## What to produce
Wherever the word "changes" appears in a line, extract that line.

## Begin

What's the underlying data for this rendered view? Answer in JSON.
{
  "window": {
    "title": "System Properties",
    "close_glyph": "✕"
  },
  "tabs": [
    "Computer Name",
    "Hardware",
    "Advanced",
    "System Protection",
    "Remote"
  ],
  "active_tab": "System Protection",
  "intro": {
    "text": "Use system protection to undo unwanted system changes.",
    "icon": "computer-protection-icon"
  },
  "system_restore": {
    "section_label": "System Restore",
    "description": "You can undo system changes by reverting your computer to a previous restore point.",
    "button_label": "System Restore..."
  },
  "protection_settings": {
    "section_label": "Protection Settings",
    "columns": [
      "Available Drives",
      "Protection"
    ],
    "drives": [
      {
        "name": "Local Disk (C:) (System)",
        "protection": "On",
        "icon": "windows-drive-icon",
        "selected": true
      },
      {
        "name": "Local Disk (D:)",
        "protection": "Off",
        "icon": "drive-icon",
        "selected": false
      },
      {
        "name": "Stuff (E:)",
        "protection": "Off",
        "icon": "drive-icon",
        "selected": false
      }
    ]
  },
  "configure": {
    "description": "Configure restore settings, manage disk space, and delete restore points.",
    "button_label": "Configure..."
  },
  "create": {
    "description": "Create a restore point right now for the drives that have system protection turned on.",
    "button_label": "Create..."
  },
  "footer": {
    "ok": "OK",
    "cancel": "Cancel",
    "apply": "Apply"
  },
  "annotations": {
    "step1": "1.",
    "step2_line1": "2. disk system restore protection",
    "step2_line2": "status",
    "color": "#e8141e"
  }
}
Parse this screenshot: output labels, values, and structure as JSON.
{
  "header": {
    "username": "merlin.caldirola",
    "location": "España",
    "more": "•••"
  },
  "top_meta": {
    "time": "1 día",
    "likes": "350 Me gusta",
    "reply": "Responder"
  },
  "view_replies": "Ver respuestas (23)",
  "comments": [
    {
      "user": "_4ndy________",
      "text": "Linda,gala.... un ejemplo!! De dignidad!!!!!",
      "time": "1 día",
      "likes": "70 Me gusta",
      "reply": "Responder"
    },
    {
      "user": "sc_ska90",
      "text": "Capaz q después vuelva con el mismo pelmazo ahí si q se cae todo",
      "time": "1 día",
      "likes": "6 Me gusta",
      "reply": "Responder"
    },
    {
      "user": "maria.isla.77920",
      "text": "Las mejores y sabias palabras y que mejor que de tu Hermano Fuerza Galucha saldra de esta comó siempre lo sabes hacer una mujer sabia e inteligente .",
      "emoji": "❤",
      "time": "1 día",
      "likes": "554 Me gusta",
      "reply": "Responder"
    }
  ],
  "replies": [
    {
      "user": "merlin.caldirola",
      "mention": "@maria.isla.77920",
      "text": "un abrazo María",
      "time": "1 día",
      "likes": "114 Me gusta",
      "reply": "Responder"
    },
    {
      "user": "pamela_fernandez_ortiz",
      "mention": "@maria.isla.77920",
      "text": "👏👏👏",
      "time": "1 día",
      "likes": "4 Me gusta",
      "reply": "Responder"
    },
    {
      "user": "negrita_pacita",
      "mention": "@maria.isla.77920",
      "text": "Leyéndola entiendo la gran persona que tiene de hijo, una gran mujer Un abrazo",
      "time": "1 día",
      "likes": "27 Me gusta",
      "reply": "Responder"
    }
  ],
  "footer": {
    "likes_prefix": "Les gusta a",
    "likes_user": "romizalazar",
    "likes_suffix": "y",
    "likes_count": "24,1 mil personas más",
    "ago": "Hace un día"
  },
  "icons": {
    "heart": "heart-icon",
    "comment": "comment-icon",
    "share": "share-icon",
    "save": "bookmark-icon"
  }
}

## End

## Response below
    "text": "Use system protection to undo unwanted system changes.",
    "description": "You can undo system changes by reverting your computer to a previous restore point.",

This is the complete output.